▶ **Request**: Extract each line containing the string "Force".
▼▼▼
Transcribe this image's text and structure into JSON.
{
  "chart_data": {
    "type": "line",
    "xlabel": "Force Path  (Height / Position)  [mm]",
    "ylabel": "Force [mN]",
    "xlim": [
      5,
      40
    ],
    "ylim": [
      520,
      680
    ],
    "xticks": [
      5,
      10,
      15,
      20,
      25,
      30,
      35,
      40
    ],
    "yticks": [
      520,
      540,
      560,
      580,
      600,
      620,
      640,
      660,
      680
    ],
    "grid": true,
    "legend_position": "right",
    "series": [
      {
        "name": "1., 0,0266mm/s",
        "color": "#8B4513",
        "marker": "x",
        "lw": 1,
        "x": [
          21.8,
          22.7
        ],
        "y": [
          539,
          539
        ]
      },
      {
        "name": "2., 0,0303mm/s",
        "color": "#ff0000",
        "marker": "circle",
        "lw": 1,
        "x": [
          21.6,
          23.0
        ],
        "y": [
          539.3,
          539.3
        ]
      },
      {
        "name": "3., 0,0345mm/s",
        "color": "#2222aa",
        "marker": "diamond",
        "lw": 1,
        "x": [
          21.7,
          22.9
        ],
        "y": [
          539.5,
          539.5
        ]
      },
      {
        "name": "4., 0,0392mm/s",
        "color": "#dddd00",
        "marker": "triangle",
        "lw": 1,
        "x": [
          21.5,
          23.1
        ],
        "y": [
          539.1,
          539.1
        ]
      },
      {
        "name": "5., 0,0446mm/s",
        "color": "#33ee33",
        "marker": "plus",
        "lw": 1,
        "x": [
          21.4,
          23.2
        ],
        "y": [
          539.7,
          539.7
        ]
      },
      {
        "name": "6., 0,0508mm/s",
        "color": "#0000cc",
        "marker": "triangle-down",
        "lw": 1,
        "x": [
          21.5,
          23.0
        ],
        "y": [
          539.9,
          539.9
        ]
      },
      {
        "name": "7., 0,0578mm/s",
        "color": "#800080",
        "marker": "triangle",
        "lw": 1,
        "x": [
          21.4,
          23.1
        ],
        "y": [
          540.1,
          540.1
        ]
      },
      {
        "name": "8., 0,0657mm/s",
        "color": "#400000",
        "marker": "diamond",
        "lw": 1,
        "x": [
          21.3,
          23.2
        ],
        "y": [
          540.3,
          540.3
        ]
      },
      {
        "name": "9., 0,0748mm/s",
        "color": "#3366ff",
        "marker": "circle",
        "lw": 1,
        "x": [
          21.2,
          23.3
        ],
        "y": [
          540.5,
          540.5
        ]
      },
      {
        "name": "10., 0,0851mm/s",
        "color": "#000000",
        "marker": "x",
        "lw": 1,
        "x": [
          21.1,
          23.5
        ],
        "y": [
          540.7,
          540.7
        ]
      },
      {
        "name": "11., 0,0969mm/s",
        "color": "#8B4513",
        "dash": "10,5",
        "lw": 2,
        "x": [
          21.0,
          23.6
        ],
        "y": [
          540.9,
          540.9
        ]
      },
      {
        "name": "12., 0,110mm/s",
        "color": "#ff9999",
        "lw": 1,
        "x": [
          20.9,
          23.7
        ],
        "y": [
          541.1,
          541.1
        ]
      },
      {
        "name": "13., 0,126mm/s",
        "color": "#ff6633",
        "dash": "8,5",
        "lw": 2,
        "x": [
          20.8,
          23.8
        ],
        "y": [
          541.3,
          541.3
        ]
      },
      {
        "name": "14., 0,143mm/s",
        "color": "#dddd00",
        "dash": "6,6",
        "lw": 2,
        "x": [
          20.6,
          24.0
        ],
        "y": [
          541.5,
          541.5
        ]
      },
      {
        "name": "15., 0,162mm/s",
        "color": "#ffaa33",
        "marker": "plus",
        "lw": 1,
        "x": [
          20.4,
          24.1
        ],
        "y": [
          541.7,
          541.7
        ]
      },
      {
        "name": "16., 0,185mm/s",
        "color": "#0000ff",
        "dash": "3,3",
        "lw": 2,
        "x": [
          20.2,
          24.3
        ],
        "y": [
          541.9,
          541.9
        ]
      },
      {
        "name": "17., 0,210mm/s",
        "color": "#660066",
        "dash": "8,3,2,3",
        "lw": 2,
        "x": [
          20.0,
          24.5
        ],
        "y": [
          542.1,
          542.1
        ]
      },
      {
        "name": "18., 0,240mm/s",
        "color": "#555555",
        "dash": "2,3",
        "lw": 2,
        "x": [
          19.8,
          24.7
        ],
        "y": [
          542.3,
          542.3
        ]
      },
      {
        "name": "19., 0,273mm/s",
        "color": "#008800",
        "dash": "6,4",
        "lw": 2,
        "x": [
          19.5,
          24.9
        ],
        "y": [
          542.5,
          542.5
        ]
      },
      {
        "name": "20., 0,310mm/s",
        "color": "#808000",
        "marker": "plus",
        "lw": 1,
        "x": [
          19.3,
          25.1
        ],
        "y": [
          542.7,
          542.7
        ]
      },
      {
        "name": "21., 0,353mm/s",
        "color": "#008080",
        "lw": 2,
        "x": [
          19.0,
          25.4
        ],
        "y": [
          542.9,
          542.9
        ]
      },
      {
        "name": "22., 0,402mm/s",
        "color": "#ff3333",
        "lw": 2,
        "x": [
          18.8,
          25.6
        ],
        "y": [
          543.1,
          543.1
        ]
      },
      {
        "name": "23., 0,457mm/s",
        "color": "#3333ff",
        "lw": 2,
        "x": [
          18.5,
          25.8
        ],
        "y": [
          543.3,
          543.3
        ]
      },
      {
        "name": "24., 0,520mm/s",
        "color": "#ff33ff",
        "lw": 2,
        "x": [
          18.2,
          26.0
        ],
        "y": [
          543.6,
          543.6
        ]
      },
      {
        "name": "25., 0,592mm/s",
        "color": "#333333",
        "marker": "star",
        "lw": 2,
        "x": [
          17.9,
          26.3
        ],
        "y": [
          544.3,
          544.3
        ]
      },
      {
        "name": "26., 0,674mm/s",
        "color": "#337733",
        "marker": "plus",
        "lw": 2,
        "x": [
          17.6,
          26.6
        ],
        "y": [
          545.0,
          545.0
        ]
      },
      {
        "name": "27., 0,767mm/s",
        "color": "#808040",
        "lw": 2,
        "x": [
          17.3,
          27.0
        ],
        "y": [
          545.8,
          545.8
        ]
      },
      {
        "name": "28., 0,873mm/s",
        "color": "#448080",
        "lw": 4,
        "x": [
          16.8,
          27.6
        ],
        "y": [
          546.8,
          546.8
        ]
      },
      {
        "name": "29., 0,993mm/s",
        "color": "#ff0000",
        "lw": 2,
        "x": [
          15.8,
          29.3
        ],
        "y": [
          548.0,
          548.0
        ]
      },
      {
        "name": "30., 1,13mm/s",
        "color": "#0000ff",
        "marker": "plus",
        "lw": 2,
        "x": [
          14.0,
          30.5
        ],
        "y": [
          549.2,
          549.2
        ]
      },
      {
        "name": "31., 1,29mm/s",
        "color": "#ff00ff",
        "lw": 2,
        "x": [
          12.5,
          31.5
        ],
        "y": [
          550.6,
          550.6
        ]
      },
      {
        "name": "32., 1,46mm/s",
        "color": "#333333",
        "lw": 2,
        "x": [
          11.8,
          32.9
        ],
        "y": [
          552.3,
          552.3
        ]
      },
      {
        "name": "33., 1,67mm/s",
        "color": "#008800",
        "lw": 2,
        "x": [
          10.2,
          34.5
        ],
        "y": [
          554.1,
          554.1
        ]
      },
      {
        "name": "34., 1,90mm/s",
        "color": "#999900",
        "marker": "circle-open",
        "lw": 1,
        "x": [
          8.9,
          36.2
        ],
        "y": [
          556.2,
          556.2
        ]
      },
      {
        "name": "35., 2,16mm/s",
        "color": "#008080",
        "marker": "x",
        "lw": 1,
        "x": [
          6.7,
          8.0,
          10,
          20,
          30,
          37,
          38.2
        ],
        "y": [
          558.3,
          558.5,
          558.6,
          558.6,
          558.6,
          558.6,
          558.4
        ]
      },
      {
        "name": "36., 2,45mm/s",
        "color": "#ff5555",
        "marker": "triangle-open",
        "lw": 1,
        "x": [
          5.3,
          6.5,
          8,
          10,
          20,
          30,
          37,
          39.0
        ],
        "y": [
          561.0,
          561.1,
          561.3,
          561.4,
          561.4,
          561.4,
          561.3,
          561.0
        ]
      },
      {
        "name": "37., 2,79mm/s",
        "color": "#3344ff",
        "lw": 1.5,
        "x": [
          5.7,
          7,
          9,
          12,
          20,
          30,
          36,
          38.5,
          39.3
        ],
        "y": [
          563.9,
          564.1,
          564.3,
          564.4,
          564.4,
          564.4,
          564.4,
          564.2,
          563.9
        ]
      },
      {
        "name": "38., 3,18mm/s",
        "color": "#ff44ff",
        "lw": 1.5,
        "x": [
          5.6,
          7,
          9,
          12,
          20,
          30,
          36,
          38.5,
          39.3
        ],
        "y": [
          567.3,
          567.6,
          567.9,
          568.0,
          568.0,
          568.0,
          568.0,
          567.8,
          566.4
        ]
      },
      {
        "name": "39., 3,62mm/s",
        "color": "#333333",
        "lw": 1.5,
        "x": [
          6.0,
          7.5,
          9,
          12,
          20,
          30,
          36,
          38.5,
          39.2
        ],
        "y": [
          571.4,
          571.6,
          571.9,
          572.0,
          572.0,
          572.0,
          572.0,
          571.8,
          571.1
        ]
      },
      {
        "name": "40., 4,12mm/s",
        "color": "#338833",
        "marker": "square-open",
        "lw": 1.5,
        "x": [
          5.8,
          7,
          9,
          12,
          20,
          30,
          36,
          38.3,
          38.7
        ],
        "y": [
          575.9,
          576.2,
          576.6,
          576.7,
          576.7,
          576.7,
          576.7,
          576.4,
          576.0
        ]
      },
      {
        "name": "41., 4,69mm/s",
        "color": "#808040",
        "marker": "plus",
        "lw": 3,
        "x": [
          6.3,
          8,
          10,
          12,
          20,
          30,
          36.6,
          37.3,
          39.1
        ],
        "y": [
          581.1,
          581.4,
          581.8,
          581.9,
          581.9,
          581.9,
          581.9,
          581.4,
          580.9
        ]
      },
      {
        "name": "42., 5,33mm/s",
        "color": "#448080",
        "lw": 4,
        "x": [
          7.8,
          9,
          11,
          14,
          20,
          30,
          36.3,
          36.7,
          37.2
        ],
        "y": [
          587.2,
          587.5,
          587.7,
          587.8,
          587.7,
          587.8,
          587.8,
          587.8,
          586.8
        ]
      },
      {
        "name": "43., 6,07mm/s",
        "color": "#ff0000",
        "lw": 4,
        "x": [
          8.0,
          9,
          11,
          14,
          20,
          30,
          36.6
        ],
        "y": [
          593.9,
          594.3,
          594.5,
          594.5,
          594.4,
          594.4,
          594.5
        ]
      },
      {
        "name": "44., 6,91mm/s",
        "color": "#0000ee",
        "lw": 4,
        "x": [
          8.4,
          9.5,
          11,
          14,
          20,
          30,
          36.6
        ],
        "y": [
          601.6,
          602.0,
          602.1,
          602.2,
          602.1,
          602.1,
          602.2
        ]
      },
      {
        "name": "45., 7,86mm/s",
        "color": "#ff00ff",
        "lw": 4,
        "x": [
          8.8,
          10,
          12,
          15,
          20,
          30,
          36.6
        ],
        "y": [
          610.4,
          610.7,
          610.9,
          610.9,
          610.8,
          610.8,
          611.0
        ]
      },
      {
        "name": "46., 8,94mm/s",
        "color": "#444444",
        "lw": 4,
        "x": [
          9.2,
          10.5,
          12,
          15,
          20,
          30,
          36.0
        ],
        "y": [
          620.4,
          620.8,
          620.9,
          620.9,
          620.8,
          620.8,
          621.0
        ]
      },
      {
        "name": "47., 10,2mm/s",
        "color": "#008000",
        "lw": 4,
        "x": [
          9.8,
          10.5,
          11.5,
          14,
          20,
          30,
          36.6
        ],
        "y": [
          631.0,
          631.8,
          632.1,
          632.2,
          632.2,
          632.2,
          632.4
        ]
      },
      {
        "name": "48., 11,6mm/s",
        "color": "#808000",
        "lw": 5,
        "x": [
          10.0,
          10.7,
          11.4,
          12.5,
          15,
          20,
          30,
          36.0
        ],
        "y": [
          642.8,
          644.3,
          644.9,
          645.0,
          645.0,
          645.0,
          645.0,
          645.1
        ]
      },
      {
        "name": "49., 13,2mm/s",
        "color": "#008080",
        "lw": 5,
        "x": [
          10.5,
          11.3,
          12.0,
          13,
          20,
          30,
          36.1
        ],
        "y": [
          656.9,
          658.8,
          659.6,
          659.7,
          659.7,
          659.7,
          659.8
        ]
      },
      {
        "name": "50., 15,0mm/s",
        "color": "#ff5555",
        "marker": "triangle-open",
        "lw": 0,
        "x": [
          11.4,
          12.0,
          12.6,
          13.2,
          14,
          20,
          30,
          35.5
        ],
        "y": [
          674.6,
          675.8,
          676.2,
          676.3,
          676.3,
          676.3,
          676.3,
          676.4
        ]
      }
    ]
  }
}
▲▲▲
▶ **Written solution**:
    "xlabel": "Force Path  (Height / Position)  [mm]",
    "ylabel": "Force [mN]",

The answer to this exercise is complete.